• Short problem:
Check the listing below for lines with the word "baja" and say how many there are, with nothing but the number.

• Source material:
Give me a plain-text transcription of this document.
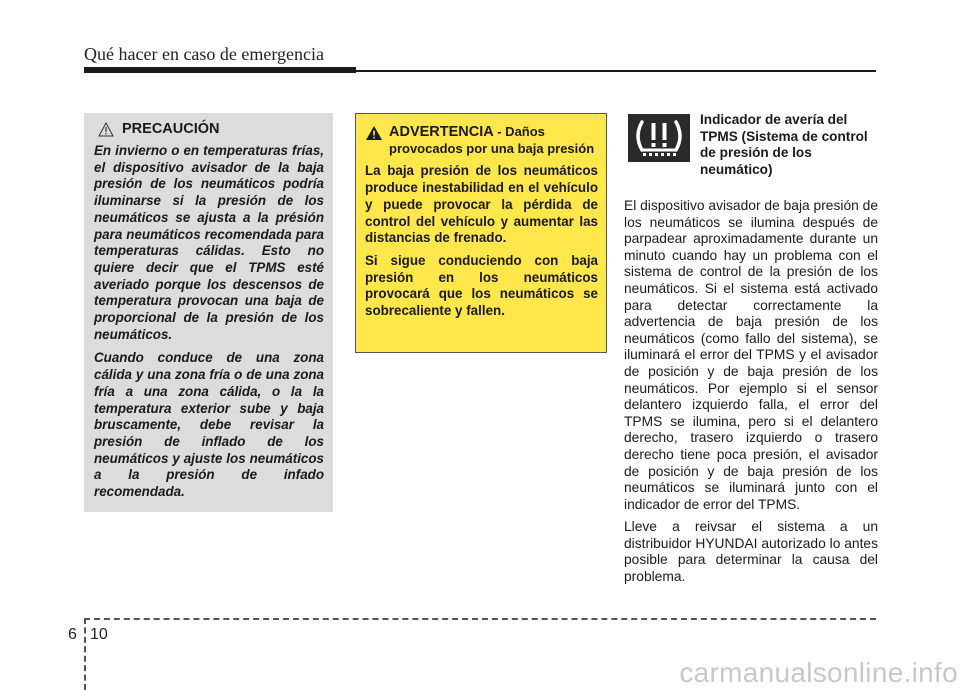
Qué hacer en caso de emergencia
PRECAUCIÓN

En invierno o en temperaturas frías, el dispositivo avisador de la baja presión de los neumáticos podría iluminarse si la presión de los neumáticos se ajusta a la présión para neumáticos recomendada para temperaturas cálidas. Esto no quiere decir que el TPMS esté averiado porque los descensos de temperatura provocan una baja de proporcional de la presión de los neumáticos.

Cuando conduce de una zona cálida y una zona fría o de una zona fría a una zona cálida, o la la temperatura exterior sube y baja bruscamente, debe revisar la presión de inflado de los neumáticos y ajuste los neumáticos a la presión de infado recomendada.

ADVERTENCIA - Daños provocados por una baja presión

La baja presión de los neumáticos produce inestabilidad en el vehículo y puede provocar la pérdida de control del vehículo y aumentar las distancias de frenado.

Si sigue conduciendo con baja presión en los neumáticos provocará que los neumáticos se sobrecaliente y fallen.

Indicador de avería del TPMS (Sistema de control de presión de los neumático)

El dispositivo avisador de baja presión de los neumáticos se ilumina después de parpadear aproximadamente durante un minuto cuando hay un problema con el sistema de control de la presión de los neumáticos. Si el sistema está activado para detectar correctamente la advertencia de baja presión de los neumáticos (como fallo del sistema), se iluminará el error del TPMS y el avisador de posición y de baja presión de los neumáticos. Por ejemplo si el sensor delantero izquierdo falla, el error del TPMS se ilumina, pero si el delantero derecho, trasero izquierdo o trasero derecho tiene poca presión, el avisador de posición y de baja presión de los neumáticos se iluminará junto con el indicador de error del TPMS.

Lleve a reivsar el sistema a un distribuidor HYUNDAI autorizado lo antes posible para determinar la causa del problema.

6 10
carmanualsonline.info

• Solution for this exercise:
6